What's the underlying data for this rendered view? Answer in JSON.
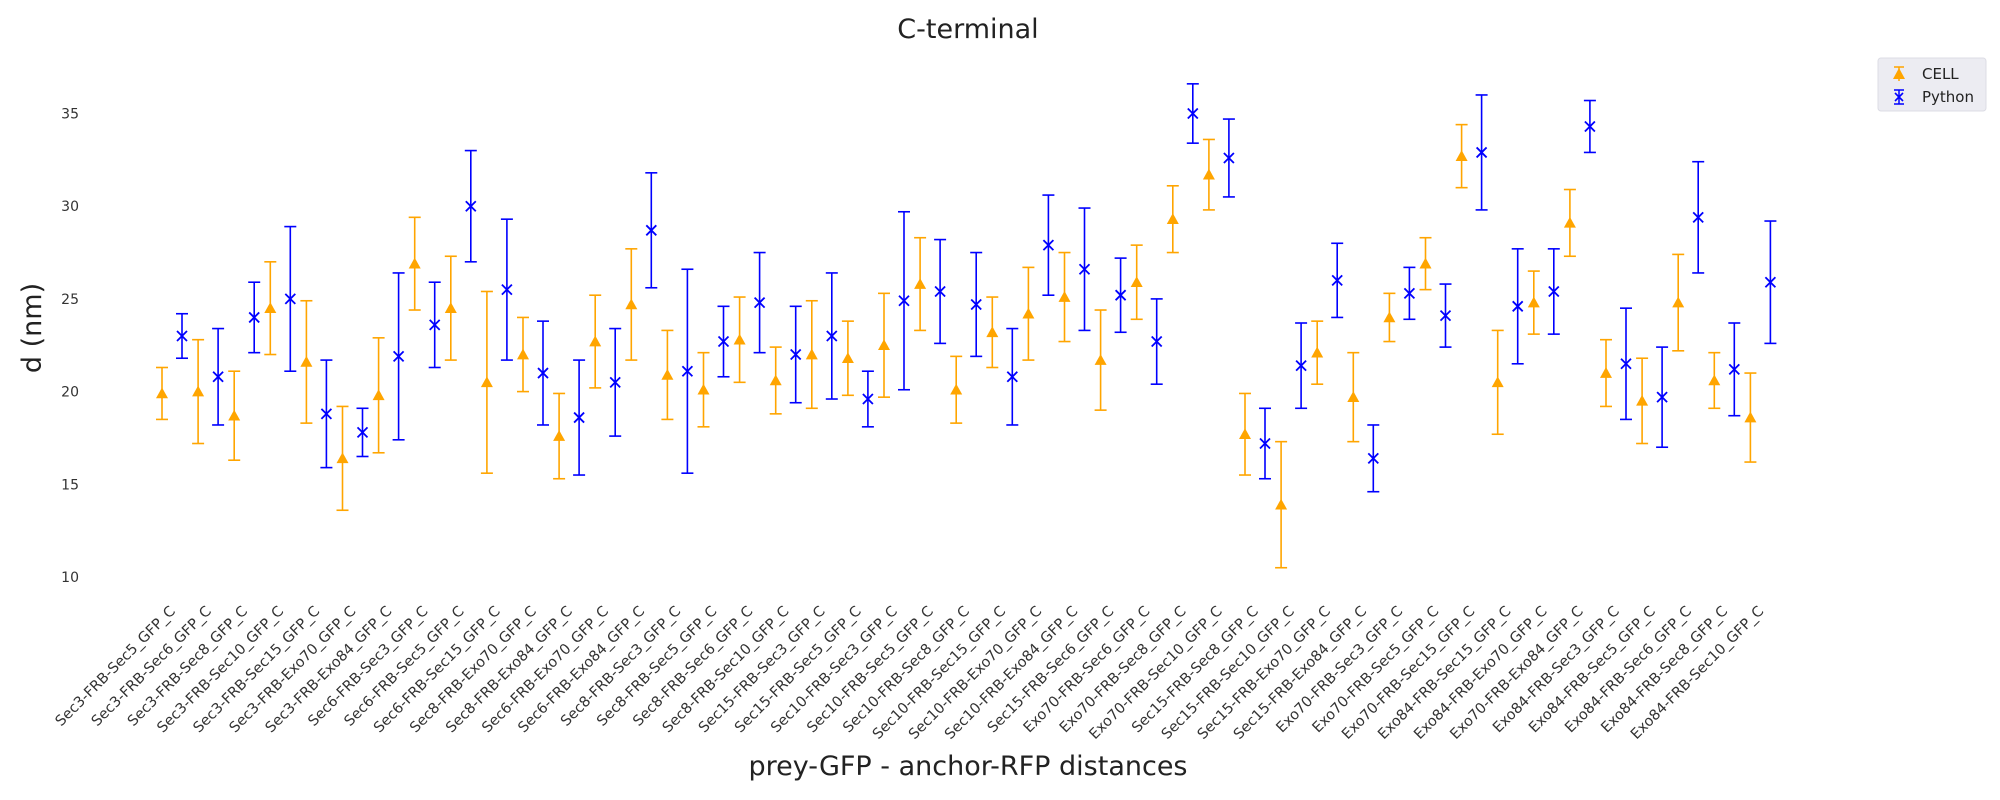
{
  "chart_data": {
    "type": "scatter",
    "title": "C-terminal",
    "xlabel": "prey-GFP - anchor-RFP distances",
    "ylabel": "d (nm)",
    "ylim": [
      9,
      38
    ],
    "yticks": [
      10,
      15,
      20,
      25,
      30,
      35
    ],
    "grid": false,
    "legend_position": "top-right",
    "colors": {
      "cell": "#FFA500",
      "python": "#0000FF"
    },
    "categories": [
      "Sec3-FRB-Sec5_GFP_C",
      "Sec3-FRB-Sec6_GFP_C",
      "Sec3-FRB-Sec8_GFP_C",
      "Sec3-FRB-Sec10_GFP_C",
      "Sec3-FRB-Sec15_GFP_C",
      "Sec3-FRB-Exo70_GFP_C",
      "Sec3-FRB-Exo84_GFP_C",
      "Sec6-FRB-Sec3_GFP_C",
      "Sec6-FRB-Sec5_GFP_C",
      "Sec6-FRB-Sec15_GFP_C",
      "Sec8-FRB-Exo70_GFP_C",
      "Sec8-FRB-Exo84_GFP_C",
      "Sec6-FRB-Exo70_GFP_C",
      "Sec6-FRB-Exo84_GFP_C",
      "Sec8-FRB-Sec3_GFP_C",
      "Sec8-FRB-Sec5_GFP_C",
      "Sec8-FRB-Sec6_GFP_C",
      "Sec8-FRB-Sec10_GFP_C",
      "Sec15-FRB-Sec3_GFP_C",
      "Sec15-FRB-Sec5_GFP_C",
      "Sec10-FRB-Sec3_GFP_C",
      "Sec10-FRB-Sec5_GFP_C",
      "Sec10-FRB-Sec8_GFP_C",
      "Sec10-FRB-Sec15_GFP_C",
      "Sec10-FRB-Exo70_GFP_C",
      "Sec10-FRB-Exo84_GFP_C",
      "Sec15-FRB-Sec6_GFP_C",
      "Exo70-FRB-Sec6_GFP_C",
      "Exo70-FRB-Sec8_GFP_C",
      "Exo70-FRB-Sec10_GFP_C",
      "Sec15-FRB-Sec8_GFP_C",
      "Sec15-FRB-Sec10_GFP_C",
      "Sec15-FRB-Exo70_GFP_C",
      "Sec15-FRB-Exo84_GFP_C",
      "Exo70-FRB-Sec3_GFP_C",
      "Exo70-FRB-Sec5_GFP_C",
      "Exo70-FRB-Sec15_GFP_C",
      "Exo84-FRB-Sec15_GFP_C",
      "Exo84-FRB-Exo70_GFP_C",
      "Exo70-FRB-Exo84_GFP_C",
      "Exo84-FRB-Sec3_GFP_C",
      "Exo84-FRB-Sec5_GFP_C",
      "Exo84-FRB-Sec6_GFP_C",
      "Exo84-FRB-Sec8_GFP_C",
      "Exo84-FRB-Sec10_GFP_C"
    ],
    "series": [
      {
        "name": "CELL",
        "marker": "triangle",
        "values": [
          19.9,
          20.0,
          18.7,
          24.5,
          21.6,
          16.4,
          19.8,
          26.9,
          24.5,
          20.5,
          22.0,
          17.6,
          22.7,
          24.7,
          20.9,
          20.1,
          22.8,
          20.6,
          22.0,
          21.8,
          22.5,
          25.8,
          20.1,
          23.2,
          24.2,
          25.1,
          21.7,
          25.9,
          29.3,
          31.7,
          17.7,
          13.9,
          22.1,
          19.7,
          24.0,
          26.9,
          32.7,
          20.5,
          24.8,
          29.1,
          21.0,
          19.5,
          24.8,
          20.6,
          18.6
        ],
        "errors": [
          1.4,
          2.8,
          2.4,
          2.5,
          3.3,
          2.8,
          3.1,
          2.5,
          2.8,
          4.9,
          2.0,
          2.3,
          2.5,
          3.0,
          2.4,
          2.0,
          2.3,
          1.8,
          2.9,
          2.0,
          2.8,
          2.5,
          1.8,
          1.9,
          2.5,
          2.4,
          2.7,
          2.0,
          1.8,
          1.9,
          2.2,
          3.4,
          1.7,
          2.4,
          1.3,
          1.4,
          1.7,
          2.8,
          1.7,
          1.8,
          1.8,
          2.3,
          2.6,
          1.5,
          2.4
        ]
      },
      {
        "name": "Python",
        "marker": "x",
        "values": [
          23.0,
          20.8,
          24.0,
          25.0,
          18.8,
          17.8,
          21.9,
          23.6,
          30.0,
          25.5,
          21.0,
          18.6,
          20.5,
          28.7,
          21.1,
          22.7,
          24.8,
          22.0,
          23.0,
          19.6,
          24.9,
          25.4,
          24.7,
          20.8,
          27.9,
          26.6,
          25.2,
          22.7,
          35.0,
          32.6,
          17.2,
          21.4,
          26.0,
          16.4,
          25.3,
          24.1,
          32.9,
          24.6,
          25.4,
          34.3,
          21.5,
          19.7,
          29.4,
          21.2,
          25.9
        ],
        "errors": [
          1.2,
          2.6,
          1.9,
          3.9,
          2.9,
          1.3,
          4.5,
          2.3,
          3.0,
          3.8,
          2.8,
          3.1,
          2.9,
          3.1,
          5.5,
          1.9,
          2.7,
          2.6,
          3.4,
          1.5,
          4.8,
          2.8,
          2.8,
          2.6,
          2.7,
          3.3,
          2.0,
          2.3,
          1.6,
          2.1,
          1.9,
          2.3,
          2.0,
          1.8,
          1.4,
          1.7,
          3.1,
          3.1,
          2.3,
          1.4,
          3.0,
          2.7,
          3.0,
          2.5,
          3.3
        ]
      }
    ]
  }
}
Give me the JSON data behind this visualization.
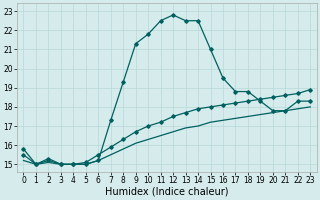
{
  "title": "",
  "xlabel": "Humidex (Indice chaleur)",
  "ylabel": "",
  "bg_color": "#d6ecec",
  "grid_color": "#b8d8d8",
  "line_color": "#006060",
  "x_ticks": [
    0,
    1,
    2,
    3,
    4,
    5,
    6,
    7,
    8,
    9,
    10,
    11,
    12,
    13,
    14,
    15,
    16,
    17,
    18,
    19,
    20,
    21,
    22,
    23
  ],
  "y_ticks": [
    15,
    16,
    17,
    18,
    19,
    20,
    21,
    22,
    23
  ],
  "ylim": [
    14.6,
    23.4
  ],
  "xlim": [
    -0.5,
    23.5
  ],
  "main_line_x": [
    0,
    1,
    2,
    3,
    4,
    5,
    6,
    7,
    8,
    9,
    10,
    11,
    12,
    13,
    14,
    15,
    16,
    17,
    18,
    19,
    20,
    21,
    22,
    23
  ],
  "main_line_y": [
    15.8,
    15.0,
    15.2,
    15.0,
    15.0,
    15.0,
    15.2,
    17.3,
    19.3,
    21.3,
    21.8,
    22.5,
    22.8,
    22.5,
    22.5,
    21.0,
    19.5,
    18.8,
    18.8,
    18.3,
    17.8,
    17.8,
    18.3,
    18.3
  ],
  "line2_x": [
    0,
    1,
    2,
    3,
    4,
    5,
    6,
    7,
    8,
    9,
    10,
    11,
    12,
    13,
    14,
    15,
    16,
    17,
    18,
    19,
    20,
    21,
    22,
    23
  ],
  "line2_y": [
    15.5,
    15.0,
    15.3,
    15.0,
    15.0,
    15.1,
    15.5,
    15.9,
    16.3,
    16.7,
    17.0,
    17.2,
    17.5,
    17.7,
    17.9,
    18.0,
    18.1,
    18.2,
    18.3,
    18.4,
    18.5,
    18.6,
    18.7,
    18.9
  ],
  "line3_x": [
    0,
    1,
    2,
    3,
    4,
    5,
    6,
    7,
    8,
    9,
    10,
    11,
    12,
    13,
    14,
    15,
    16,
    17,
    18,
    19,
    20,
    21,
    22,
    23
  ],
  "line3_y": [
    15.2,
    15.0,
    15.1,
    15.0,
    15.0,
    15.0,
    15.2,
    15.5,
    15.8,
    16.1,
    16.3,
    16.5,
    16.7,
    16.9,
    17.0,
    17.2,
    17.3,
    17.4,
    17.5,
    17.6,
    17.7,
    17.8,
    17.9,
    18.0
  ],
  "marker_style": "D",
  "marker_size": 1.8,
  "linewidth": 0.9,
  "tick_fontsize": 5.5,
  "xlabel_fontsize": 7.0,
  "figsize": [
    3.2,
    2.0
  ],
  "dpi": 100
}
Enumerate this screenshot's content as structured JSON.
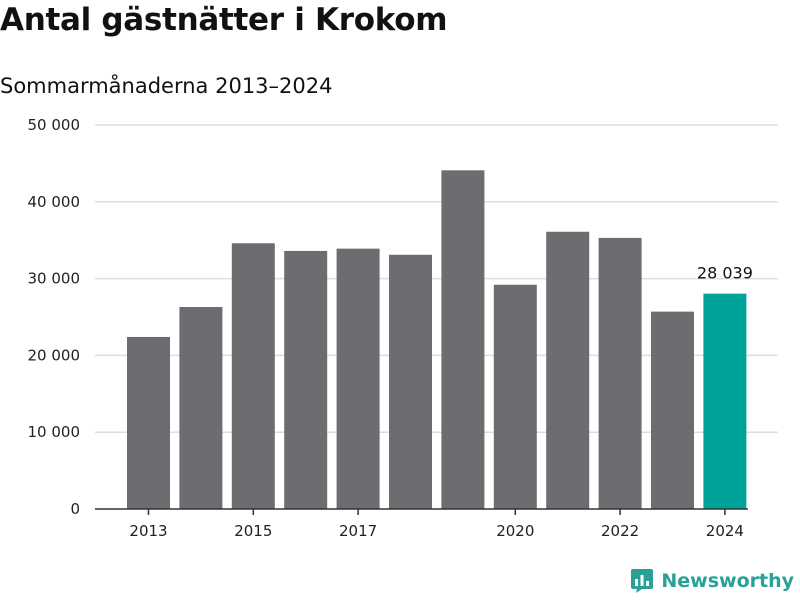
{
  "chart_data": {
    "type": "bar",
    "title": "Antal gästnätter i Krokom",
    "subtitle": "Sommarmånaderna 2013–2024",
    "categories": [
      "2013",
      "2014",
      "2015",
      "2016",
      "2017",
      "2018",
      "2019",
      "2020",
      "2021",
      "2022",
      "2023",
      "2024"
    ],
    "values": [
      22400,
      26300,
      34600,
      33600,
      33900,
      33100,
      44100,
      29200,
      36100,
      35300,
      25700,
      28039
    ],
    "x_tick_labels": [
      "2013",
      "2015",
      "2017",
      "2020",
      "2022",
      "2024"
    ],
    "y_ticks": [
      0,
      10000,
      20000,
      30000,
      40000,
      50000
    ],
    "y_tick_labels": [
      "0",
      "10 000",
      "20 000",
      "30 000",
      "40 000",
      "50 000"
    ],
    "ylim": [
      0,
      50000
    ],
    "xlabel": "",
    "ylabel": "",
    "grid": true,
    "highlight": {
      "category": "2024",
      "label": "28 039"
    },
    "colors": {
      "bar": "#6d6c71",
      "highlight": "#00a39a",
      "grid": "#dddddd",
      "axis": "#333333"
    }
  },
  "brand": {
    "name": "Newsworthy",
    "icon": "newsworthy-logo-icon",
    "color": "#2aa198"
  }
}
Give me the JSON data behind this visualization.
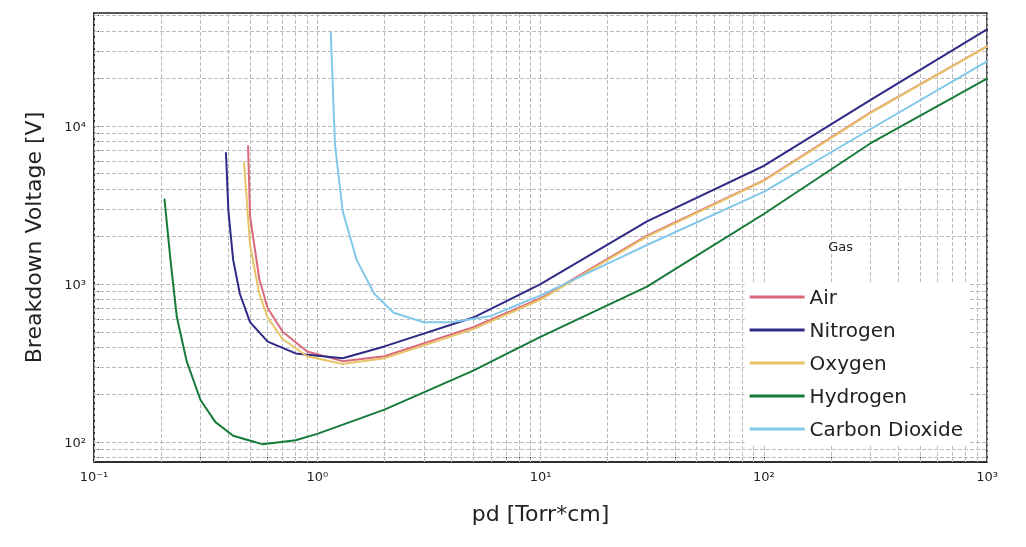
{
  "chart_data": {
    "type": "line",
    "xlabel": "pd [Torr*cm]",
    "ylabel": "Breakdown Voltage [V]",
    "legend_title": "Gas",
    "legend": "bottom right",
    "grid": true,
    "log": "xy",
    "line_style": "solid",
    "marker": "none",
    "xlim": [
      0.1,
      1000
    ],
    "ylim": [
      75,
      52000
    ],
    "xticks": [
      {
        "value": 0.1,
        "label": "10⁻¹"
      },
      {
        "value": 0.2,
        "label": null
      },
      {
        "value": 0.3,
        "label": null
      },
      {
        "value": 0.4,
        "label": null
      },
      {
        "value": 0.5,
        "label": null
      },
      {
        "value": 0.6,
        "label": null
      },
      {
        "value": 0.7,
        "label": null
      },
      {
        "value": 0.8,
        "label": null
      },
      {
        "value": 0.9,
        "label": null
      },
      {
        "value": 1,
        "label": "10⁰"
      },
      {
        "value": 2,
        "label": null
      },
      {
        "value": 3,
        "label": null
      },
      {
        "value": 4,
        "label": null
      },
      {
        "value": 5,
        "label": null
      },
      {
        "value": 6,
        "label": null
      },
      {
        "value": 7,
        "label": null
      },
      {
        "value": 8,
        "label": null
      },
      {
        "value": 9,
        "label": null
      },
      {
        "value": 10,
        "label": "10¹"
      },
      {
        "value": 20,
        "label": null
      },
      {
        "value": 30,
        "label": null
      },
      {
        "value": 40,
        "label": null
      },
      {
        "value": 50,
        "label": null
      },
      {
        "value": 60,
        "label": null
      },
      {
        "value": 70,
        "label": null
      },
      {
        "value": 80,
        "label": null
      },
      {
        "value": 90,
        "label": null
      },
      {
        "value": 100,
        "label": "10²"
      },
      {
        "value": 200,
        "label": null
      },
      {
        "value": 300,
        "label": null
      },
      {
        "value": 400,
        "label": null
      },
      {
        "value": 500,
        "label": null
      },
      {
        "value": 600,
        "label": null
      },
      {
        "value": 700,
        "label": null
      },
      {
        "value": 800,
        "label": null
      },
      {
        "value": 900,
        "label": null
      },
      {
        "value": 1000,
        "label": "10³"
      }
    ],
    "yticks": [
      {
        "value": 80,
        "label": null
      },
      {
        "value": 90,
        "label": null
      },
      {
        "value": 100,
        "label": "10²"
      },
      {
        "value": 200,
        "label": null
      },
      {
        "value": 300,
        "label": null
      },
      {
        "value": 400,
        "label": null
      },
      {
        "value": 500,
        "label": null
      },
      {
        "value": 600,
        "label": null
      },
      {
        "value": 700,
        "label": null
      },
      {
        "value": 800,
        "label": null
      },
      {
        "value": 900,
        "label": null
      },
      {
        "value": 1000,
        "label": "10³"
      },
      {
        "value": 2000,
        "label": null
      },
      {
        "value": 3000,
        "label": null
      },
      {
        "value": 4000,
        "label": null
      },
      {
        "value": 5000,
        "label": null
      },
      {
        "value": 6000,
        "label": null
      },
      {
        "value": 7000,
        "label": null
      },
      {
        "value": 8000,
        "label": null
      },
      {
        "value": 9000,
        "label": null
      },
      {
        "value": 10000,
        "label": "10⁴"
      },
      {
        "value": 20000,
        "label": null
      },
      {
        "value": 30000,
        "label": null
      },
      {
        "value": 40000,
        "label": null
      },
      {
        "value": 50000,
        "label": null
      }
    ],
    "series": [
      {
        "name": "Air",
        "color": "#d9687a",
        "x": [
          0.49,
          0.5,
          0.55,
          0.6,
          0.7,
          0.9,
          1.3,
          2,
          5,
          10,
          30,
          100,
          300,
          1000
        ],
        "values": [
          7450,
          2700,
          1080,
          705,
          500,
          375,
          326,
          350,
          535,
          815,
          2030,
          4540,
          12200,
          32000
        ]
      },
      {
        "name": "Nitrogen",
        "color": "#2e2a86",
        "x": [
          0.39,
          0.4,
          0.42,
          0.45,
          0.5,
          0.6,
          0.8,
          1.3,
          2,
          5,
          10,
          30,
          100,
          300,
          1000
        ],
        "values": [
          6770,
          2900,
          1430,
          870,
          575,
          433,
          365,
          340,
          404,
          615,
          1000,
          2500,
          5600,
          14600,
          41000
        ]
      },
      {
        "name": "Oxygen",
        "color": "#e8c468",
        "x": [
          0.47,
          0.5,
          0.55,
          0.6,
          0.7,
          0.9,
          1.3,
          2,
          5,
          10,
          30,
          100,
          300,
          1000
        ],
        "values": [
          5860,
          1770,
          870,
          615,
          450,
          350,
          313,
          340,
          520,
          800,
          2000,
          4500,
          12100,
          32000
        ]
      },
      {
        "name": "Hydrogen",
        "color": "#177a3a",
        "x": [
          0.207,
          0.22,
          0.235,
          0.26,
          0.3,
          0.35,
          0.42,
          0.57,
          0.8,
          1,
          2,
          5,
          10,
          30,
          100,
          300,
          1000
        ],
        "values": [
          3430,
          1430,
          620,
          326,
          185,
          134,
          110,
          97,
          103,
          113,
          161,
          284,
          464,
          966,
          2780,
          7770,
          20000
        ]
      },
      {
        "name": "Carbon Dioxide",
        "color": "#82c8ea",
        "x": [
          1.15,
          1.2,
          1.3,
          1.5,
          1.8,
          2.2,
          3,
          4,
          6,
          10,
          30,
          100,
          300,
          1000
        ],
        "values": [
          39000,
          7700,
          2900,
          1430,
          870,
          660,
          575,
          575,
          630,
          850,
          1770,
          3840,
          9560,
          25700
        ]
      }
    ]
  }
}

··········

**What needs to be done:**
Which lines hold the word "this"? Copy every one of them.

**Response to the task:**
What's the underlying data for this rendered view? Answer in JSON.
Give me the JSON data behind this visualization.
Enumerate this screenshot's content as structured JSON.
Give me the JSON data behind this visualization.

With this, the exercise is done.